--- Task to carry out ---
Please reproduce the Ozarks campaign map notes word for word, from "2. FORSYTHE: THE" to "of Taney County.".

--- Supplied text ---
◇ ◇ ◇

1. BUFFALO CITY: The additional of Buffalo City, which was a on the White River just above the Buffalo Fork and had a freight road to Yellville. This additional would depend on increased map modification to develop an appropriate TC2M to represent it in the simulation.
2. FORSYTHE: THE OZARKS CAMPAIGN allows movement into and through southern Missouri in Taney and Ozark Counties. Along with the northern section of Marion County, this was an area where lead was found and mined. (Worth was also called Lead Hill.) Lawrence Mills is represented in Missouri north of Dubuque on the campaign map, because there were camps and activity there during the war, but the point on the map may be re-named to Forsythe, the county seat of Taney County.
3. LUNENBURG: This was a town east of Mt. Olive that may be added. There was a skirmish there during the war.

◇ ◇ ◇

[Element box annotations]
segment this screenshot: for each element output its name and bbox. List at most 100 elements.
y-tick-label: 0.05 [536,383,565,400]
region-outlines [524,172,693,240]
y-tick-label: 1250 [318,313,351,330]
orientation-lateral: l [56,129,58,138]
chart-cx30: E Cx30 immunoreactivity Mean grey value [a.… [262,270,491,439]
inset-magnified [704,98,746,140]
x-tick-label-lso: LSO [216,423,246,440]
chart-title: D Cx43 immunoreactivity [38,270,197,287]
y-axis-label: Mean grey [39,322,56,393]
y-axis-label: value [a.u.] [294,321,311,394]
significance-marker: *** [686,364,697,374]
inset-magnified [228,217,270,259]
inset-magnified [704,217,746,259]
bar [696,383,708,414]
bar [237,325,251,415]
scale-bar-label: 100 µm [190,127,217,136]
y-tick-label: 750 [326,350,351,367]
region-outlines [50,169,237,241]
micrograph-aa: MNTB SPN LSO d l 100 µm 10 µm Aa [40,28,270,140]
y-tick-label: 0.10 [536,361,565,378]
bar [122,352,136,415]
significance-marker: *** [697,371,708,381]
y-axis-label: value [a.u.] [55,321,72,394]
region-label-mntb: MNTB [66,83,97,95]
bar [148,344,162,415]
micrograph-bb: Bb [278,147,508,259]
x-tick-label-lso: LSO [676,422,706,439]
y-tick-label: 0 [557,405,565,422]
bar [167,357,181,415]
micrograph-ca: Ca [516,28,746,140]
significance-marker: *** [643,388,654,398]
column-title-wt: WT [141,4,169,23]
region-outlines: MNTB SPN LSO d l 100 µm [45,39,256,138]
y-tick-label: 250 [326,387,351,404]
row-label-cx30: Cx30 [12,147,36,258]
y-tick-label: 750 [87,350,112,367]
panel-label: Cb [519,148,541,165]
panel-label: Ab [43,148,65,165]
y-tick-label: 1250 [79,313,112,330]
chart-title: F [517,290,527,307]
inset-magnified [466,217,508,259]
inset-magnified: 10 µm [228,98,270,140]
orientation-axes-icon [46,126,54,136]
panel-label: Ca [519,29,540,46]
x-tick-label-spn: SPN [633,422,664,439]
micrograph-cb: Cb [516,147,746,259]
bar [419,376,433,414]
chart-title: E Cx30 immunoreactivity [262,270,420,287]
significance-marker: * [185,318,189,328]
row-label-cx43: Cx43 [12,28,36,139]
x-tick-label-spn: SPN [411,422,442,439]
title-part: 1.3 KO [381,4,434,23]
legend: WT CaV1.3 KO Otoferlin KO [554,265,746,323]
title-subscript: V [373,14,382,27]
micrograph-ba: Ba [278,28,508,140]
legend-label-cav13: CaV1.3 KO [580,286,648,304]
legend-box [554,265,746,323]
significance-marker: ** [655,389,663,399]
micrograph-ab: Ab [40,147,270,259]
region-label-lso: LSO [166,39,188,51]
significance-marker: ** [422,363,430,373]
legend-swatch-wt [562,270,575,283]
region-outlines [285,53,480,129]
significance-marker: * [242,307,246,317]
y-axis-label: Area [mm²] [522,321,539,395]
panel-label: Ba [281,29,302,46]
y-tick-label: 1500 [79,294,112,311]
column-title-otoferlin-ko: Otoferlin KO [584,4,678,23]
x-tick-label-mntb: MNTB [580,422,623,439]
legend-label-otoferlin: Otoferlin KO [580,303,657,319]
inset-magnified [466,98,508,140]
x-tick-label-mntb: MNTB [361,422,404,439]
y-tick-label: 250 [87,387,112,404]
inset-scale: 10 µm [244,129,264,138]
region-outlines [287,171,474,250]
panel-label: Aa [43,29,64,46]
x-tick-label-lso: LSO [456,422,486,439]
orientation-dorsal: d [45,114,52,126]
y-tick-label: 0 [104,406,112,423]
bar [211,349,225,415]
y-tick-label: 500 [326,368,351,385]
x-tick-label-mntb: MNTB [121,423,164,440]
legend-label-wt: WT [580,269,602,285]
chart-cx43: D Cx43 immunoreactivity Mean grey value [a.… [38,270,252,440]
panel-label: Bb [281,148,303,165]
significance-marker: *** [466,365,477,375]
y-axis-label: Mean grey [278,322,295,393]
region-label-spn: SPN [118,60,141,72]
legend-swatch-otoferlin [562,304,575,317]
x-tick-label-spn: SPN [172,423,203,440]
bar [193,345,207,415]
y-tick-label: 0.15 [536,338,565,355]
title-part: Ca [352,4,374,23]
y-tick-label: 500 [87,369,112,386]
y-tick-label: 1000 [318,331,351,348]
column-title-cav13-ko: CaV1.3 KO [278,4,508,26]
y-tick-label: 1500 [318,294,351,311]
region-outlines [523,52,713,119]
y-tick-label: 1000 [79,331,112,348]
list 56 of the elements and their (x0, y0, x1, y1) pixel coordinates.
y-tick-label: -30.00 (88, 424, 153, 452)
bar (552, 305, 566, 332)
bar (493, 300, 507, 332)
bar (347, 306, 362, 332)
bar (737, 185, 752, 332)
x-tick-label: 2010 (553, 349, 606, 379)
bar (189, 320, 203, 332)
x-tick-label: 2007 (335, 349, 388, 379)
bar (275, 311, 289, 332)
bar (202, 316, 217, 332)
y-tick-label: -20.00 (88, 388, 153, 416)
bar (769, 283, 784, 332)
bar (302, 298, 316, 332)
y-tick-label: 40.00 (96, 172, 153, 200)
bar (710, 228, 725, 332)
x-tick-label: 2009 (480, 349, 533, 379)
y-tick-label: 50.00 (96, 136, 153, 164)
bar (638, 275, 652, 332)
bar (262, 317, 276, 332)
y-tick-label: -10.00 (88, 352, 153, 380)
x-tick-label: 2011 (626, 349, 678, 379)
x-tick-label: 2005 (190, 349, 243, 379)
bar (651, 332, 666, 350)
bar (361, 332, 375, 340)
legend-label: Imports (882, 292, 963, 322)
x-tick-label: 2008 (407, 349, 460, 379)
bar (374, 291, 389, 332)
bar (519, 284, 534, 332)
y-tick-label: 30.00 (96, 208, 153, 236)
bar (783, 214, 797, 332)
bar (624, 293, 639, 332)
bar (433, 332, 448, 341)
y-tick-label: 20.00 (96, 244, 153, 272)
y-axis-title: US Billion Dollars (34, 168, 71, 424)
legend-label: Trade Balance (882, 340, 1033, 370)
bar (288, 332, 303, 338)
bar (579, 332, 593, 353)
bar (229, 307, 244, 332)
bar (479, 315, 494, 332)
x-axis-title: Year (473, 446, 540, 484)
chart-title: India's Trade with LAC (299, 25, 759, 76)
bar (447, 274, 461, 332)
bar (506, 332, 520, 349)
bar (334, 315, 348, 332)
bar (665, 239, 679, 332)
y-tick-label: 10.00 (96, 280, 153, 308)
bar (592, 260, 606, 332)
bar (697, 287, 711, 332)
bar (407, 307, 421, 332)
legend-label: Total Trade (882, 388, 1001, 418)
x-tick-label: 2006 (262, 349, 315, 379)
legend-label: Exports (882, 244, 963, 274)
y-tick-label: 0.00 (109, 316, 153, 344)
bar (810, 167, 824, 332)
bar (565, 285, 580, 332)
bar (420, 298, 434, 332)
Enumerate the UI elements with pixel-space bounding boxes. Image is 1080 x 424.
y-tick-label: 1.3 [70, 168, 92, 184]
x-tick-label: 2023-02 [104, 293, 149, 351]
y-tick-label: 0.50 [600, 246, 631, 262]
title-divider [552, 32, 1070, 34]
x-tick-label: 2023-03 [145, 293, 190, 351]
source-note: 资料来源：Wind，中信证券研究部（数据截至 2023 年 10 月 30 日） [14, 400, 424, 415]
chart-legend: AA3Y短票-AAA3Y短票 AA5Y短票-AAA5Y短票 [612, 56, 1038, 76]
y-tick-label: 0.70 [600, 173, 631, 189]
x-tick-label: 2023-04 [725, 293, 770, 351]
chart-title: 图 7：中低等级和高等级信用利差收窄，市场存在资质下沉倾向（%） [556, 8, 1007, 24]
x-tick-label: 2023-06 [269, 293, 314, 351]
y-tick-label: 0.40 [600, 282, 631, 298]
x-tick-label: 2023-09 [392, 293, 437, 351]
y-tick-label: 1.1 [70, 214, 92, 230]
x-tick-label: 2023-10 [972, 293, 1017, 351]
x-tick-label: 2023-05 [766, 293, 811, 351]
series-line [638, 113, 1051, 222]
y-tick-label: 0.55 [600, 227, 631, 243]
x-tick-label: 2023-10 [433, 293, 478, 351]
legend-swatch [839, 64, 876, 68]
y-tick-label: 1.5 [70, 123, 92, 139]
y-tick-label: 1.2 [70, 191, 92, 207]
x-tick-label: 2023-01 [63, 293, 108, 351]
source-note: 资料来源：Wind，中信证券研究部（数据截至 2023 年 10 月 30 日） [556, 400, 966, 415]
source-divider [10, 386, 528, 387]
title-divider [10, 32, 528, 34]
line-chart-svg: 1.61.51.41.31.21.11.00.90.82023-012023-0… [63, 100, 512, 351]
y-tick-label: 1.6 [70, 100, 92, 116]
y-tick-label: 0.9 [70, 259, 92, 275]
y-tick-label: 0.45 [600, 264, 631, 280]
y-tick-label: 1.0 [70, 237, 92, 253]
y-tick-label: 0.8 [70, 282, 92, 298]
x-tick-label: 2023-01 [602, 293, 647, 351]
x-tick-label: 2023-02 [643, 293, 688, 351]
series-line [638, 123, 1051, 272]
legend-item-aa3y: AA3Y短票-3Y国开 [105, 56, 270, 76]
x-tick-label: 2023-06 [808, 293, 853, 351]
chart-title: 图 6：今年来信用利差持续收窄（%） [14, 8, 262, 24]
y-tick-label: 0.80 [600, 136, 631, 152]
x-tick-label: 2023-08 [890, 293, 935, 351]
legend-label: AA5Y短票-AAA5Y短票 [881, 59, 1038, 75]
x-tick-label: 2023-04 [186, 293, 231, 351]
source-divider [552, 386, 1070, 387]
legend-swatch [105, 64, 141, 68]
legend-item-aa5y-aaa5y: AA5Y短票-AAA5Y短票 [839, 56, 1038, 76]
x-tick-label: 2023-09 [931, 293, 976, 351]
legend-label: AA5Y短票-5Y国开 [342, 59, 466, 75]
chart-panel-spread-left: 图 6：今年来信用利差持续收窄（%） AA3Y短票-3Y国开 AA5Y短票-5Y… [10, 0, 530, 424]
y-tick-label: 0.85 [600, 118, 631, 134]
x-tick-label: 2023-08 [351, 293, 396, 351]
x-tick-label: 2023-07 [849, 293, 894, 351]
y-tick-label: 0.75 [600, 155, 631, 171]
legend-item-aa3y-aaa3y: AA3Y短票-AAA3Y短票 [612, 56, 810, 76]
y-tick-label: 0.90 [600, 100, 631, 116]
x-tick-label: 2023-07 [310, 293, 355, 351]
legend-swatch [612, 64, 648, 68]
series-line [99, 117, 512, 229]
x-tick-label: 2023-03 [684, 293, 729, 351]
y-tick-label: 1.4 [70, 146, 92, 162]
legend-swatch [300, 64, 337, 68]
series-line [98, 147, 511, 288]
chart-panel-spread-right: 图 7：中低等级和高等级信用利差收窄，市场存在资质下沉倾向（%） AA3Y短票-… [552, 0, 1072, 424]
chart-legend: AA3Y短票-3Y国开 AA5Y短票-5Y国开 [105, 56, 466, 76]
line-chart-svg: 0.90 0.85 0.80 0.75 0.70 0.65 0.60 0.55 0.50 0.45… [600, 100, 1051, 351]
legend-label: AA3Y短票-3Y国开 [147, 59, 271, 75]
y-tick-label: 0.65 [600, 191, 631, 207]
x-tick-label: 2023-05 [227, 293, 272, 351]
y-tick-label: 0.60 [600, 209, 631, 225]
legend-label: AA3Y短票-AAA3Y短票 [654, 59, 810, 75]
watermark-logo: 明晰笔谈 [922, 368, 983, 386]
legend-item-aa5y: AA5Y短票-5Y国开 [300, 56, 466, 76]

◇ ◇ ◇

--- Answer for this exercise ---
2. FORSYTHE: THE OZARKS CAMPAIGN allows movement into and through southern Missouri in Taney and Ozark Counties. Along with the northern section of Marion County, this was an area where lead was found and mined. (Worth was also called Lead Hill.) Lawrence Mills is represented in Missouri north of Dubuque on the campaign map, because there were camps and activity there during the war, but the point on the map may be re-named to Forsythe, the county seat of Taney County.